(Entries provided):
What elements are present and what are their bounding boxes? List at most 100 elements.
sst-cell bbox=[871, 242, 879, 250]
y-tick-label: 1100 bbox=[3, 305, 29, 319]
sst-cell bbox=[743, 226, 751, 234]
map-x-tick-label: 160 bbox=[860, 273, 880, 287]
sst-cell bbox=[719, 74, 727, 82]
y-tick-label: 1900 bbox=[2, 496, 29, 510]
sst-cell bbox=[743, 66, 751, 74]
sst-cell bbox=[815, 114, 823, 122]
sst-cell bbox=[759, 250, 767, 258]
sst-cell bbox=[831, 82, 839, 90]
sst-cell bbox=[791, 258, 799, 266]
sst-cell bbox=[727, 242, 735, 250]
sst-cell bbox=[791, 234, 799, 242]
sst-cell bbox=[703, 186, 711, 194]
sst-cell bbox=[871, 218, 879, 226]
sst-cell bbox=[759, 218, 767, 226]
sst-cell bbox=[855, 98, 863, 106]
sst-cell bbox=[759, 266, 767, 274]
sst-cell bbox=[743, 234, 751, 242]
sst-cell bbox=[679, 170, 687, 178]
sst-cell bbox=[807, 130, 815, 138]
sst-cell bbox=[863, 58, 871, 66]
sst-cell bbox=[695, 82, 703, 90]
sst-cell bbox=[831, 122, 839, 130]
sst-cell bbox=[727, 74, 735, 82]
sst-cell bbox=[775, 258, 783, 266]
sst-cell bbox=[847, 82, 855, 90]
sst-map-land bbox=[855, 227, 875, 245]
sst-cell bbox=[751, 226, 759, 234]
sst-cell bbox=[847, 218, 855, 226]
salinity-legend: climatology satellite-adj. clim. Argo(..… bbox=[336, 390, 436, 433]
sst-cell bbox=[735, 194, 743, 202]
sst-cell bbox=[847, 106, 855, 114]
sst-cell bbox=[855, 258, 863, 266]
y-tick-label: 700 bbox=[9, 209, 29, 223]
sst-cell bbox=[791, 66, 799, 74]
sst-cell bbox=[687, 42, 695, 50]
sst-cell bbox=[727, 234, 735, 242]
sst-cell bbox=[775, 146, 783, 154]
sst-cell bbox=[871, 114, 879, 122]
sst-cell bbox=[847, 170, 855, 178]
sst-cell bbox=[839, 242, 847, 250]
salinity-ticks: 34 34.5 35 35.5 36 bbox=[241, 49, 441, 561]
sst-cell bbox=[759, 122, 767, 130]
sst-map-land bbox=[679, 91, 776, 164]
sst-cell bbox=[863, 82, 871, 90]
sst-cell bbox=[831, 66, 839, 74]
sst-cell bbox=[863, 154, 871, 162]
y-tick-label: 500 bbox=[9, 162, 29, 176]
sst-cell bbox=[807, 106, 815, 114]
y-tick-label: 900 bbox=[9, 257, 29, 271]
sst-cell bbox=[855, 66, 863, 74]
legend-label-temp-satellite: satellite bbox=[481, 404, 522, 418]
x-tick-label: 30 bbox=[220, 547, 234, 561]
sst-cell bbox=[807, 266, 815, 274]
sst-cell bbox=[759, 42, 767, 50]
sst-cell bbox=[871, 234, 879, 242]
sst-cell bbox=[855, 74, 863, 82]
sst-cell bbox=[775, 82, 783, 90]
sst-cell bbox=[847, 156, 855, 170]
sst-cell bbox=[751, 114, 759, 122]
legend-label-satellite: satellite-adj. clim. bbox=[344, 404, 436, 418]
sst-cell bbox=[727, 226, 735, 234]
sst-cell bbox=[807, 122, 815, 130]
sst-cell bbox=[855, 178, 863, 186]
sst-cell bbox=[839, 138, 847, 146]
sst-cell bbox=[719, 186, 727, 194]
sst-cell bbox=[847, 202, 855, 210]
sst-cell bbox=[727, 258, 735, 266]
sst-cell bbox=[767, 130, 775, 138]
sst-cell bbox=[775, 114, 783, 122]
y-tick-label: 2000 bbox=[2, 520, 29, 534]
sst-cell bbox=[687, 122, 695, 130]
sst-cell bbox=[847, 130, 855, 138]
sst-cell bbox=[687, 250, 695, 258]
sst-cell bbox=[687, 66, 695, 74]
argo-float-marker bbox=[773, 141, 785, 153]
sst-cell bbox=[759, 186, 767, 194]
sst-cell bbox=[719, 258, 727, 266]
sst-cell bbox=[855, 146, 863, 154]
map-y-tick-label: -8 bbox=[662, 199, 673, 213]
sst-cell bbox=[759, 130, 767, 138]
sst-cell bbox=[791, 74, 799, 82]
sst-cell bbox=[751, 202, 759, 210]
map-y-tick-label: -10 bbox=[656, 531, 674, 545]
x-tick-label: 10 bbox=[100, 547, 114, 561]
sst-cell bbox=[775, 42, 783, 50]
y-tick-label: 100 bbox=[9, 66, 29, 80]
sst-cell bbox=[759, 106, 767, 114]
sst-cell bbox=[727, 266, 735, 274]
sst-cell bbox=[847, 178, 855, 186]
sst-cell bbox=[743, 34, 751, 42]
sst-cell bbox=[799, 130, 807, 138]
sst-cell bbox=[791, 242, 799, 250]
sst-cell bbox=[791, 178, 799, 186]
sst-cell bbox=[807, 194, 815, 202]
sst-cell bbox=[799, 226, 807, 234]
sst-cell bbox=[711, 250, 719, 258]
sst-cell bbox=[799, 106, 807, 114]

(Directions): Convert the lines into a Markdown table with columns Row and Line, numbering each row and omitting blank lines. Begin at the first line and stop after the line that contains "sst-cell bbox=[759, 218, 767, 226]".

(Answer to the exercise):
| Row | Line |
|---|---|
| 1 | What elements are present and what are their bounding boxes? List at most 100 elements. |
| 2 | sst-cell bbox=[871, 242, 879, 250] |
| 3 | y-tick-label: 1100 bbox=[3, 305, 29, 319] |
| 4 | sst-cell bbox=[743, 226, 751, 234] |
| 5 | map-x-tick-label: 160 bbox=[860, 273, 880, 287] |
| 6 | sst-cell bbox=[719, 74, 727, 82] |
| 7 | y-tick-label: 1900 bbox=[2, 496, 29, 510] |
| 8 | sst-cell bbox=[743, 66, 751, 74] |
| 9 | sst-cell bbox=[815, 114, 823, 122] |
| 10 | sst-cell bbox=[759, 250, 767, 258] |
| 11 | sst-cell bbox=[831, 82, 839, 90] |
| 12 | sst-cell bbox=[791, 258, 799, 266] |
| 13 | sst-cell bbox=[727, 242, 735, 250] |
| 14 | sst-cell bbox=[791, 234, 799, 242] |
| 15 | sst-cell bbox=[703, 186, 711, 194] |
| 16 | sst-cell bbox=[871, 218, 879, 226] |
| 17 | sst-cell bbox=[759, 218, 767, 226] |